• **Text excerpt**
-.-.-

I’ve been meaning to do this for a while, since I think it is such a fun concept. Krystal at Give Me Back My Five Bucks and J at BudgetsAreSexy asked what we would do with 3 financial do-overs. All of this, of course, inspired by Adam at Finanical Relationship apparently creating a personal finance money genie.
So I have thought a bit about this, and I realized that these are questions that will most undoubtably change as I get older and more wiser. But so far, for the first 10 years of my life handling my own finances, here are my answers:
1) Not opened up a credit card so young. I did this at 19 or 20 because I wanted to start establishing credit. My first card had a ridiculously low limit and for … oh…. about 4 months I was VERY good with it. Then I started the justification phase “Well, I’m only a college student right now, some day I’ll make a lot more money and then I can pay it off”. Hey, 20-year old SS4BC! Don’t pay for today with the money from tomorrow! Enter in about $12,000 of my $16,000 debt.
2) Bought a different car. Now, I need to buy a car. My first year in grad school I was in a car accident and my 10 year old Ford Escort was beyond repair. I needed a reliable vehicle and since I just started graduate school it felt right to have a new car for a new phase in life. I ended up buying an $18,000 car that now, 5 years later, runs like shit. But the thing is, I spent a lot of the money in that car on things that don’t really matter – leather seats, power locks, sun/moon roof, 6-disc CD player, fancy wheels, ect, ect. I could have bought the “base model” that would get me where I needed to go for only $12,000. Better yet, I SHOULD have bought a 2-3 year old model of that car (or a more reliable car) for even less. ALSO I ended up paying for this car with student loans. I should have bought a car that I could AFFORD to pay the monthly payments for. And if that is only a $5,000 car – so be it.

-.-.-

• **Study questions**
a - Write out the financial do-overs post word for word, everything from "So I have thought" down to "my $16,000 debt.".
b - In the financial do-overs post, how much did the car bought after the accident in the first year of grad school cost?

[Data items]
-.-.-

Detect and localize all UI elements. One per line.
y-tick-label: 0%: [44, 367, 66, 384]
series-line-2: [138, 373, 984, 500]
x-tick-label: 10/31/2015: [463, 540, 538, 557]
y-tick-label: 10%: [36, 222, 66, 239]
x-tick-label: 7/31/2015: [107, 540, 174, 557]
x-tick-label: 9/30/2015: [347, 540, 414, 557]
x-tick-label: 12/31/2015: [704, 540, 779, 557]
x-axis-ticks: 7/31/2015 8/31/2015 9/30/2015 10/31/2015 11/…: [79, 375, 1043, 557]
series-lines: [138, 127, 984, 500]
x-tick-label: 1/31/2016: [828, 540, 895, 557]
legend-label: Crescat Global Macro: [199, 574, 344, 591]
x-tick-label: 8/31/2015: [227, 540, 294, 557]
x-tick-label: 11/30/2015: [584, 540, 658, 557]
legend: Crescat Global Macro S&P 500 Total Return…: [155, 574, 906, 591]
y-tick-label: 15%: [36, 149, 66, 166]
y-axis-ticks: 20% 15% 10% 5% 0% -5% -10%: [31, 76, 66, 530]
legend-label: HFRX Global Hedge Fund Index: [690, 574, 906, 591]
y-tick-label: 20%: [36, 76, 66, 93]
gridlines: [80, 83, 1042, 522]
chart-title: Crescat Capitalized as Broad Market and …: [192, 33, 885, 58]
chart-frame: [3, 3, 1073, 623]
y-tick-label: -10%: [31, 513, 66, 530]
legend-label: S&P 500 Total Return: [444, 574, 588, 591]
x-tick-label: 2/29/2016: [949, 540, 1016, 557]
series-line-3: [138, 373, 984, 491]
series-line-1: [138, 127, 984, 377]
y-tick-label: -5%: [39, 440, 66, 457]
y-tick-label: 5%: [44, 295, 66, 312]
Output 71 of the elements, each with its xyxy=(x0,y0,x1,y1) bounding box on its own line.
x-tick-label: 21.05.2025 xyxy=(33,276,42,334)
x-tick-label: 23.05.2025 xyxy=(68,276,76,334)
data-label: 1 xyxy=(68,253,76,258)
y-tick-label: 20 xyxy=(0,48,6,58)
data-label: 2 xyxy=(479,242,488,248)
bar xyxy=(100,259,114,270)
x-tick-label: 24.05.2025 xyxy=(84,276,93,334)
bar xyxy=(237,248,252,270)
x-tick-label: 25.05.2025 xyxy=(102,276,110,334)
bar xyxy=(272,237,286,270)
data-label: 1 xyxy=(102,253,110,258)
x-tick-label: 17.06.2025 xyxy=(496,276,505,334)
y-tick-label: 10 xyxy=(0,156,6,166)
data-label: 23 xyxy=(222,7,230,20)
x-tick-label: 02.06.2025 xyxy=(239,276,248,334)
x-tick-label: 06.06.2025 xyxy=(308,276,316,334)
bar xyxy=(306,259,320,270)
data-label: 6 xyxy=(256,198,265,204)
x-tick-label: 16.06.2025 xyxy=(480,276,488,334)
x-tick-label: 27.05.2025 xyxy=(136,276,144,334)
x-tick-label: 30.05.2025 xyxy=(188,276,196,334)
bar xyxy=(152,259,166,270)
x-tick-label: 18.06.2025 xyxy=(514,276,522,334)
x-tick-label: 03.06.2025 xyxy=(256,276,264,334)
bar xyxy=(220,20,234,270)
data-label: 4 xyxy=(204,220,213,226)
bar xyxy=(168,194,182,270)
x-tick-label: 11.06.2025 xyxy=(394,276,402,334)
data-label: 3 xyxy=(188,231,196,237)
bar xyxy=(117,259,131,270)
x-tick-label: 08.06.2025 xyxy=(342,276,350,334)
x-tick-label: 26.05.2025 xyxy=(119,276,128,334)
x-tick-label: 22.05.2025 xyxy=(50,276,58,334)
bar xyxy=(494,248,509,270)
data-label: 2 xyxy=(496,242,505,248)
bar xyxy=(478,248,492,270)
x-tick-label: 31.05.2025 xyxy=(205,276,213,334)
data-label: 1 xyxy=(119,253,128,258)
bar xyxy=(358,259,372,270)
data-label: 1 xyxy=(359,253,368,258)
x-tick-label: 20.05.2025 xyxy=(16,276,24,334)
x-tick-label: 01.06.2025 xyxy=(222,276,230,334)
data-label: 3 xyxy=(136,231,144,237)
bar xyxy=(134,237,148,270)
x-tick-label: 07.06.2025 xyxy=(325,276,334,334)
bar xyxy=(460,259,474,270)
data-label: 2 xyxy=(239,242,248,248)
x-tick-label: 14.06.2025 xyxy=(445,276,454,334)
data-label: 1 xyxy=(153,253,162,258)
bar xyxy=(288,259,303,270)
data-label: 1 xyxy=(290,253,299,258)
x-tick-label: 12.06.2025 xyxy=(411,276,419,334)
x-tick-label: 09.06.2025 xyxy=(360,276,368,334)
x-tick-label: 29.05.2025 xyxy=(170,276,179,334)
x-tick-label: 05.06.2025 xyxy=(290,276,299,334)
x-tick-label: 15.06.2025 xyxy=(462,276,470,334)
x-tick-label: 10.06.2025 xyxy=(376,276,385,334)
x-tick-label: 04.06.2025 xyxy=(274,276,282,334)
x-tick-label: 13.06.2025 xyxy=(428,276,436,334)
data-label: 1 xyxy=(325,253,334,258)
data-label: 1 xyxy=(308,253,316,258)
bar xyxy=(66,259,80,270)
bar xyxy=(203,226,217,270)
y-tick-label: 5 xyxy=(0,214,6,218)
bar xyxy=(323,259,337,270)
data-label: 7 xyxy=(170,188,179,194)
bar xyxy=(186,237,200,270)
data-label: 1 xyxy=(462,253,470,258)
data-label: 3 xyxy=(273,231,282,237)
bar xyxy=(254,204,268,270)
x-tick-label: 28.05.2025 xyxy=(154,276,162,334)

-.-.-

• **Numbered answers**
a -
So I have thought a bit about this, and I realized that these are questions that will most undoubtably change as I get older and more wiser. But so far, for the first 10 years of my life handling my own finances, here are my answers:
1) Not opened up a credit card so young. I did this at 19 or 20 because I wanted to start establishing credit. My first card had a ridiculously low limit and for … oh…. about 4 months I was VERY good with it. Then I started the justification phase “Well, I’m only a college student right now, some day I’ll make a lot more money and then I can pay it off”. Hey, 20-year old SS4BC! Don’t pay for today with the money from tomorrow! Enter in about $12,000 of my $16,000 debt.

b - $18,000